# [SELECTED EXTRACT]
Daily Reading: Wednesday 22nd May

https://www.telegraph.co.uk/women/life/britain-call-easter-bank-holiday-heatwave/

NOTE: Please find a link to the full article above. I am unable to repost the whole article due to copyright restrictions. Below are extracts from the above article. 



It's a very British Easter holiday heatwave – and nothing's changed since 1949
19 APRIL 2019 • 5:00PM

We have just got back from the Caribbean (don’t weep for me), where we were staying in a resort that was made up almost entirely of Americans.
“Vacationing” Americans are very friendly, effusive even, not at all like the ones I have met in, say, New York, who walk quickly with their heads down, making me feel quite at home. No: these Americans really wanted to chat.
We’d stand behind them in the queue at the breakfast buffet, minding our own business, and all they wanted to do was talk to us about a) the royals, and b) how excited we must be to see the sun.
When the first topic was mentioned, my husband would raise his eyes to the heavens and brace himself in readiness for my spiel about the time I met Prince Harry.
When it came to the second topic, we would both raise our eyes skyward, silently wondering why so many people around the globe believe that us Brits exist on a grey, windswept island, living under rocks, waiting for that bright yellow orb of fire to appear in the sky for its allotted annual five minutes, so that we can all indulge our favourite national pastime of worshipping the sun.
Then we stepped off the plane at Gatwick to find people in raptures because the mercury had risen above 10 degrees, and we realised that the reason we are viewed this way is because this is exactly the way we are: pale, pasty, very easily excited by the weather.
So excited by the weather that I believe this to be the 1,789th column I have written about it in my career.
Much has been made of this Easter “heatwave”, coming 70 years after the last one, when Britain “boiled” in 29-degree heat. Reading reports of the 1949 episode, I am comforted by the fact that while much has changed – social media, iPhones, 24-hour news – nothing has really changed at all.

# [DATASET ENTRIES]
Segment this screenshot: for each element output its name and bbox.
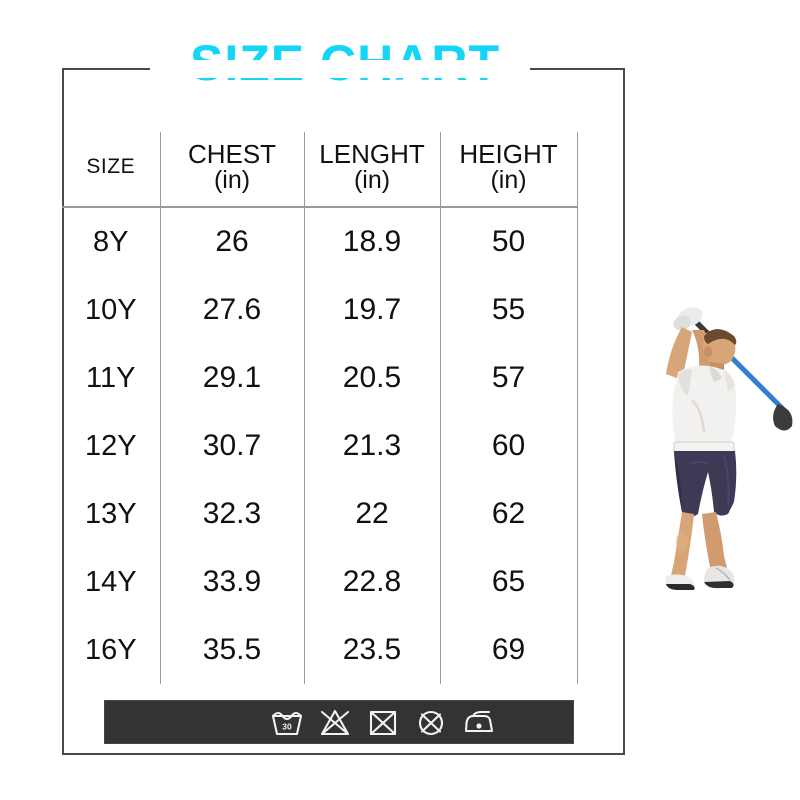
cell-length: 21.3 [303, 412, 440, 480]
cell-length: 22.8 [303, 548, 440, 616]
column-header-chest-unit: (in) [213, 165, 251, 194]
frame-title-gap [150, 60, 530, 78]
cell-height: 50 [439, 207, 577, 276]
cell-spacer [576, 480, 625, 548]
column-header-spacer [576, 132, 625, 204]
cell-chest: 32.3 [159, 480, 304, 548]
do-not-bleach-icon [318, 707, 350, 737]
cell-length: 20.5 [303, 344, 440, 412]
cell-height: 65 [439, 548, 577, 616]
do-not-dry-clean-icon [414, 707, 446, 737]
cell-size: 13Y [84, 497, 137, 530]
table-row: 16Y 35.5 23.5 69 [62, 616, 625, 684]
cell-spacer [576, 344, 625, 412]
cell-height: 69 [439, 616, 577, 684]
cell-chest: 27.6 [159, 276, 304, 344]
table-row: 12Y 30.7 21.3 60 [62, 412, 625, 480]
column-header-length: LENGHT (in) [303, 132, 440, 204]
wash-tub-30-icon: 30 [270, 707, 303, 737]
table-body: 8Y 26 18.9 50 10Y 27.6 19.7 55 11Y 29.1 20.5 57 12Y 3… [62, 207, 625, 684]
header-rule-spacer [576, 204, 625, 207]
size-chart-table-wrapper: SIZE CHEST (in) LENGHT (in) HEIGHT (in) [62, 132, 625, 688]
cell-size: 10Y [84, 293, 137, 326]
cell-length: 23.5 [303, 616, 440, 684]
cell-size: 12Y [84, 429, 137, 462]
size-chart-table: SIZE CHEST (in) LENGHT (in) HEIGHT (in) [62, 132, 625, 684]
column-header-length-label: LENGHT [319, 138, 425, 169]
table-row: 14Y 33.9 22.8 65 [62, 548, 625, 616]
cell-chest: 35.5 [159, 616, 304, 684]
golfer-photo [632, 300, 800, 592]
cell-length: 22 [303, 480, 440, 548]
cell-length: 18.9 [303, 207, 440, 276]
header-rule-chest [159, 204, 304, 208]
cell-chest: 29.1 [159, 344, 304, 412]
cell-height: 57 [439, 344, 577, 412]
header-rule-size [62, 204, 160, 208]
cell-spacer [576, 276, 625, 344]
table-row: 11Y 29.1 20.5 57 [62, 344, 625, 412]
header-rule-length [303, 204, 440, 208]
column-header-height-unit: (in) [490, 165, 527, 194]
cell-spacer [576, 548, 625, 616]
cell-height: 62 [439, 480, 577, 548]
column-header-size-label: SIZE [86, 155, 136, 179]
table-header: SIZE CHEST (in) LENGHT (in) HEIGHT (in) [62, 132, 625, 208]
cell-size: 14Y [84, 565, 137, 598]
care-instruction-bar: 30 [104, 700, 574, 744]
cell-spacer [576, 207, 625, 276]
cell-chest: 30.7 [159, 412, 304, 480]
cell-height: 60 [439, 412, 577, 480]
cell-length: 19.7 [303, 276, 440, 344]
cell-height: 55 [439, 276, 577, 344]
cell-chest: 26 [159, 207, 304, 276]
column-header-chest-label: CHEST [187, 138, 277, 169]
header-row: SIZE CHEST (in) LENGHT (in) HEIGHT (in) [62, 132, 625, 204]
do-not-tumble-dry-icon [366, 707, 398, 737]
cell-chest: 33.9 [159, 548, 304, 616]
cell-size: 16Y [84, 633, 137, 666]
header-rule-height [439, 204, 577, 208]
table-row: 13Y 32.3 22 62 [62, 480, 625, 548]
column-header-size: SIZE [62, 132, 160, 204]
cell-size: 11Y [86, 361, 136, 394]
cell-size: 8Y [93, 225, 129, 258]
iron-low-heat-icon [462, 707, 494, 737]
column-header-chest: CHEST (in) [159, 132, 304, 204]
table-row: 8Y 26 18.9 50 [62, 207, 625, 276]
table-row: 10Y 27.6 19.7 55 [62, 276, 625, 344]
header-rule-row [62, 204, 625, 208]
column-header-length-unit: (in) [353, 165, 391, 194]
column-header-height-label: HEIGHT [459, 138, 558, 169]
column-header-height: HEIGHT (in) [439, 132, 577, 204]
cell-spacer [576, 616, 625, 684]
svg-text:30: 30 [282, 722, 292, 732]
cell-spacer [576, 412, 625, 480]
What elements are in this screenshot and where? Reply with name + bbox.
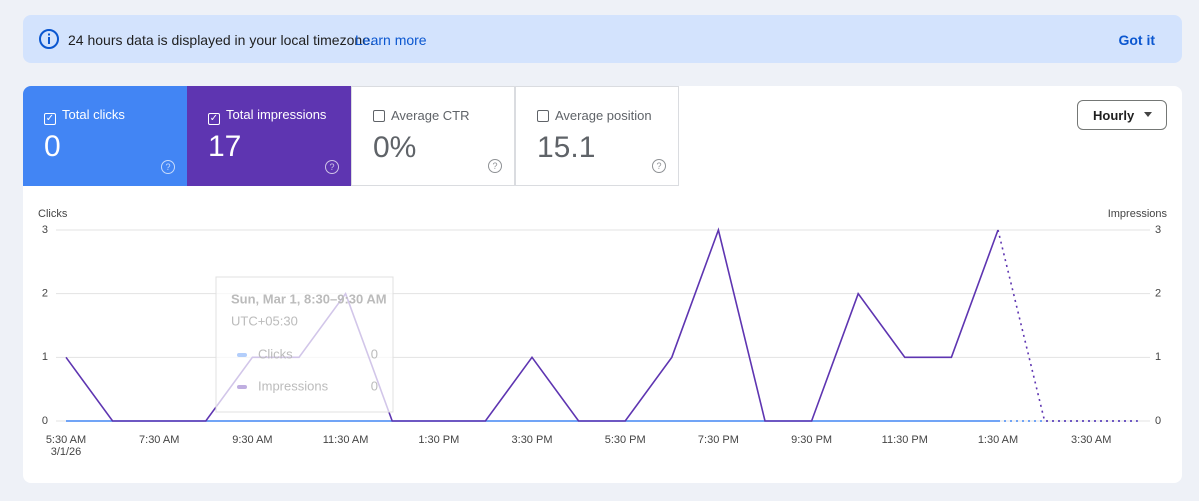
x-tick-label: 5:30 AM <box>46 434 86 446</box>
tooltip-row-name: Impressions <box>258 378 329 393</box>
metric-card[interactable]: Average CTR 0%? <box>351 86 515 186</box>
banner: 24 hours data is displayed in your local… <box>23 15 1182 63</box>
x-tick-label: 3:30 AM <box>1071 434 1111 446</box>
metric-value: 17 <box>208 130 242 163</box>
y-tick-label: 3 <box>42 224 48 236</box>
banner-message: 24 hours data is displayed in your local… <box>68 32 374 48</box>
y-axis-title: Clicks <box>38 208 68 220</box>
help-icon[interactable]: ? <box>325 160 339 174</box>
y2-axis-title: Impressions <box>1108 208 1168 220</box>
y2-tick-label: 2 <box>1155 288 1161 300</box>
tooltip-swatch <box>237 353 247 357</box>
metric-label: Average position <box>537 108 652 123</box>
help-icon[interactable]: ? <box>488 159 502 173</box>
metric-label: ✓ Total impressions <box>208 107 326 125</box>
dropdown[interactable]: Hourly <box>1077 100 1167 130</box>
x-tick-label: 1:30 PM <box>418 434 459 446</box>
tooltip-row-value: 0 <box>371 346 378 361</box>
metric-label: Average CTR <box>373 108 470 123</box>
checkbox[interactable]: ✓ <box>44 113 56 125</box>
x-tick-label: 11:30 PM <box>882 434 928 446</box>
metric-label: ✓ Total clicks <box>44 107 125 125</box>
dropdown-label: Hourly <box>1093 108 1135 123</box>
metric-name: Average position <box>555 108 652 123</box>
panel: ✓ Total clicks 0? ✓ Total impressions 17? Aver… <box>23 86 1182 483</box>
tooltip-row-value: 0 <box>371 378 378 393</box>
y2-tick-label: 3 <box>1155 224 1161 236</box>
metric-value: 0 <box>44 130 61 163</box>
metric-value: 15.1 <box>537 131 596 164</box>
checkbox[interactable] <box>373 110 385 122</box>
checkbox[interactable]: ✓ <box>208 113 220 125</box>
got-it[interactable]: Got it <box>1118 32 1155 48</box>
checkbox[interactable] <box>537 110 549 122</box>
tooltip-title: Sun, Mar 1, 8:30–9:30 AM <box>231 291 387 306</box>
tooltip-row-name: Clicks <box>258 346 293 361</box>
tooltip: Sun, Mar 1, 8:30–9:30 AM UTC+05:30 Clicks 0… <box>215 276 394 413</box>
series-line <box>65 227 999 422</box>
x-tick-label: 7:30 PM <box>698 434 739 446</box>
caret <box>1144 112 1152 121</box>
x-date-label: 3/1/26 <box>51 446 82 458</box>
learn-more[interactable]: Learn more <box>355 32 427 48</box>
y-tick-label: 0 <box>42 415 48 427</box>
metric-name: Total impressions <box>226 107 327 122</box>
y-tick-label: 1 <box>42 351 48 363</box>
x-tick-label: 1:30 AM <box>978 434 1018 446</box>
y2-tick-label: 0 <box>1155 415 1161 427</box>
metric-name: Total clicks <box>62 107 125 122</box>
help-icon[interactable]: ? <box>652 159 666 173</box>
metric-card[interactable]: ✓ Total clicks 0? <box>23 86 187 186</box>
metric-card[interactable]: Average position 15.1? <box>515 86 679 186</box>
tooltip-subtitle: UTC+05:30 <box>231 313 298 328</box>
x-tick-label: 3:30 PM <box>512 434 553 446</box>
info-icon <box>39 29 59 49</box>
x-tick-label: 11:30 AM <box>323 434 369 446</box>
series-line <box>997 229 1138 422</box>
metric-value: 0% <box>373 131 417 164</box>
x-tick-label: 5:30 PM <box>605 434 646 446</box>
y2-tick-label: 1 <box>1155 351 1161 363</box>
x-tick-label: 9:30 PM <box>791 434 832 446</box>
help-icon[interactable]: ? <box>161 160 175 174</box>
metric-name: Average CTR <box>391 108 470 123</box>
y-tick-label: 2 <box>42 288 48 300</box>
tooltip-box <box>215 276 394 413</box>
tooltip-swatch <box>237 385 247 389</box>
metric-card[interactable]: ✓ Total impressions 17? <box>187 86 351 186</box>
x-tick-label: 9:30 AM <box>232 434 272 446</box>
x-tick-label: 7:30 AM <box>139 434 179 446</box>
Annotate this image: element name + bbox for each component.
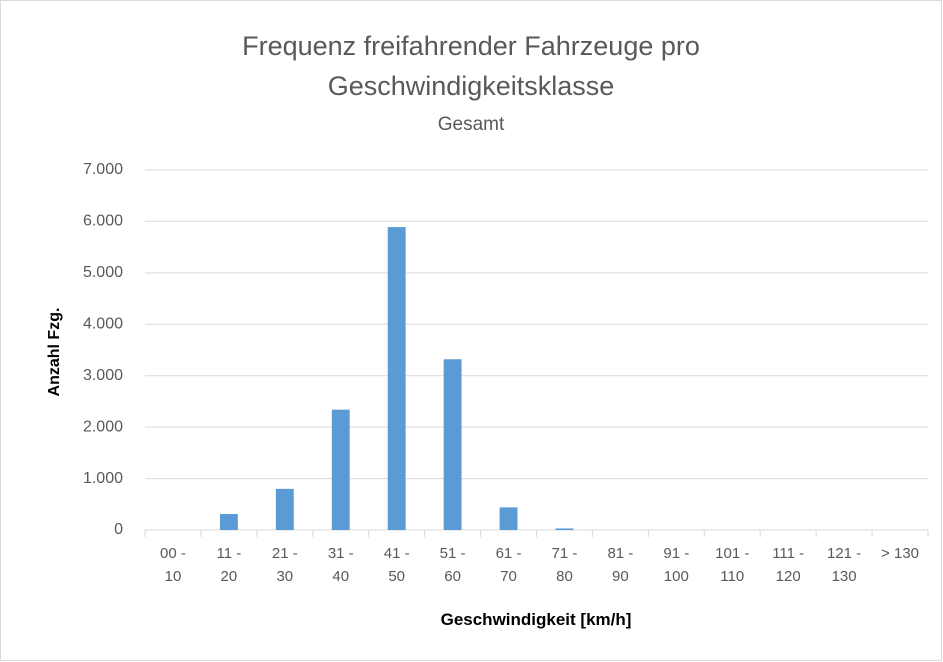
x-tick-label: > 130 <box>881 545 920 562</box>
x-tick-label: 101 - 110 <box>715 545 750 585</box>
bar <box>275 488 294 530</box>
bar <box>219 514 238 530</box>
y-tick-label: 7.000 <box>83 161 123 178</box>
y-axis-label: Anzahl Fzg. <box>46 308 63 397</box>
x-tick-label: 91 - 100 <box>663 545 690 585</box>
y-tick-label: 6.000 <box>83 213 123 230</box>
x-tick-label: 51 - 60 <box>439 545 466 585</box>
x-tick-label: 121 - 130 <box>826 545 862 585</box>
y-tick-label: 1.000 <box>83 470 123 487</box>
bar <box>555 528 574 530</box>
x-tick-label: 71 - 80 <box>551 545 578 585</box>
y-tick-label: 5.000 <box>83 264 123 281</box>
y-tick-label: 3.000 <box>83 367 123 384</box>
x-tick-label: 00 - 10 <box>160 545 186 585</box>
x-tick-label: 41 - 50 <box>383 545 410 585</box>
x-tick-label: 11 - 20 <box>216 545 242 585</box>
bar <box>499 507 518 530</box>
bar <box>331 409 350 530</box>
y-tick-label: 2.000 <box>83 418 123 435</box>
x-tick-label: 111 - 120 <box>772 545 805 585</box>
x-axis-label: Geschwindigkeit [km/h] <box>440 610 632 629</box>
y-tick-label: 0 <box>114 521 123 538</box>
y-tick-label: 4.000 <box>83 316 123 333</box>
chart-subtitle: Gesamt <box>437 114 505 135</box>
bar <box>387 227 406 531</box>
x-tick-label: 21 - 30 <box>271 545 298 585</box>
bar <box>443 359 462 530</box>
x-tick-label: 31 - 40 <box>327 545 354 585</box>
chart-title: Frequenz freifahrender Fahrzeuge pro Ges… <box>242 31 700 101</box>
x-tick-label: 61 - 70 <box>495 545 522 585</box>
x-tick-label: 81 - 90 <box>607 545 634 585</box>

# [WHAT YOU NEED TO DO]
1) In two sentences, summarize the column about the Easter heatwave.
2) In the column about the Easter heatwave, how hot did it get in Britain during the 1949 heatwave?

# [OUTPUTS FOR THE TASKS]
1) After a Caribbean vacation among chatty Americans who asked about the royals and assumed Britons must be excited to see the sun, the writer landed at Gatwick to find people thrilled that the temperature had passed 10 degrees, and realized that Britons really are easily excited by the weather. This Easter "heatwave" comes 70 years after the 1949 one, when Britain "boiled" in 29-degree heat, and the writer finds that despite changes like social media and iPhones, nothing has really changed.

2) It reached 29 degrees.